→ Direction
Reproduce all of the material word for word.

begin Rows

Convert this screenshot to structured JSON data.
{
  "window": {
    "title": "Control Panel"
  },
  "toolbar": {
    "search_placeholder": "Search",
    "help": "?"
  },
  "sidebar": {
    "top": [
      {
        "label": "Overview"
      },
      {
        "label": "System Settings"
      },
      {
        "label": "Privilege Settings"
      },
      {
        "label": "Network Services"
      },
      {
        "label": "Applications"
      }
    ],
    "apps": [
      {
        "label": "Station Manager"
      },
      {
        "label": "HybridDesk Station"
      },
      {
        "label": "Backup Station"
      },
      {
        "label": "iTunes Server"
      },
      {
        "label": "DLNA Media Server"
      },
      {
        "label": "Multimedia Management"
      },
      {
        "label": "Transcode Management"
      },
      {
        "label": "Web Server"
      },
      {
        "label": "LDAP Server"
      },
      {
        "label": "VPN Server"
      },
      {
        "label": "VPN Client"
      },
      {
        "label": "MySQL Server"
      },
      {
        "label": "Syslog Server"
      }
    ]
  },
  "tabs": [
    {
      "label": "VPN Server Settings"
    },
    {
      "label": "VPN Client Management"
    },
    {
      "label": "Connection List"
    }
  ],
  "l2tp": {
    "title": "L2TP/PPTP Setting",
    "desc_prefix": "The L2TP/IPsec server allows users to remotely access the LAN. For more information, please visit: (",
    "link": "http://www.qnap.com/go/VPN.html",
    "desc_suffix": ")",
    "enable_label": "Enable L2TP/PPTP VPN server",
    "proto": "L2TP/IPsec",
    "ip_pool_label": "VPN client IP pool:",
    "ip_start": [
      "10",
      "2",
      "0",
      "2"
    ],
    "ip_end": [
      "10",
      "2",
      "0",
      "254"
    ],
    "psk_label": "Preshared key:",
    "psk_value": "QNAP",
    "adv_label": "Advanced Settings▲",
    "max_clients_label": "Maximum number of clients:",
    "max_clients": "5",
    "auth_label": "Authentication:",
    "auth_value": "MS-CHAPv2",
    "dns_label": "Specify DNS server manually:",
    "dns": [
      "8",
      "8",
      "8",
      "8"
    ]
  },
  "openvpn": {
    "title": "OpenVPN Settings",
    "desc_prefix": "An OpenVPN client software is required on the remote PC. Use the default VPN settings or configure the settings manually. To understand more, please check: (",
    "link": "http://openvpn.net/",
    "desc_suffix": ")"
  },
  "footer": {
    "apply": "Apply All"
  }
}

end Rows

→ Result of the exercise
Convert this screenshot to structured JSON data.
{
  "window": {
    "title": "Control Panel"
  },
  "toolbar": {
    "search_placeholder": "Search",
    "help": "?"
  },
  "sidebar": {
    "top": [
      {
        "label": "Overview"
      },
      {
        "label": "System Settings"
      },
      {
        "label": "Privilege Settings"
      },
      {
        "label": "Network Services"
      },
      {
        "label": "Applications"
      }
    ],
    "apps": [
      {
        "label": "Station Manager"
      },
      {
        "label": "HybridDesk Station"
      },
      {
        "label": "Backup Station"
      },
      {
        "label": "iTunes Server"
      },
      {
        "label": "DLNA Media Server"
      },
      {
        "label": "Multimedia Management"
      },
      {
        "label": "Transcode Management"
      },
      {
        "label": "Web Server"
      },
      {
        "label": "LDAP Server"
      },
      {
        "label": "VPN Server"
      },
      {
        "label": "VPN Client"
      },
      {
        "label": "MySQL Server"
      },
      {
        "label": "Syslog Server"
      }
    ]
  },
  "tabs": [
    {
      "label": "VPN Server Settings"
    },
    {
      "label": "VPN Client Management"
    },
    {
      "label": "Connection List"
    }
  ],
  "l2tp": {
    "title": "L2TP/PPTP Setting",
    "desc_prefix": "The L2TP/IPsec server allows users to remotely access the LAN. For more information, please visit: (",
    "link": "http://www.qnap.com/go/VPN.html",
    "desc_suffix": ")",
    "enable_label": "Enable L2TP/PPTP VPN server",
    "proto": "L2TP/IPsec",
    "ip_pool_label": "VPN client IP pool:",
    "ip_start": [
      "10",
      "2",
      "0",
      "2"
    ],
    "ip_end": [
      "10",
      "2",
      "0",
      "254"
    ],
    "psk_label": "Preshared key:",
    "psk_value": "QNAP",
    "adv_label": "Advanced Settings▲",
    "max_clients_label": "Maximum number of clients:",
    "max_clients": "5",
    "auth_label": "Authentication:",
    "auth_value": "MS-CHAPv2",
    "dns_label": "Specify DNS server manually:",
    "dns": [
      "8",
      "8",
      "8",
      "8"
    ]
  },
  "openvpn": {
    "title": "OpenVPN Settings",
    "desc_prefix": "An OpenVPN client software is required on the remote PC. Use the default VPN settings or configure the settings manually. To understand more, please check: (",
    "link": "http://openvpn.net/",
    "desc_suffix": ")"
  },
  "footer": {
    "apply": "Apply All"
  }
}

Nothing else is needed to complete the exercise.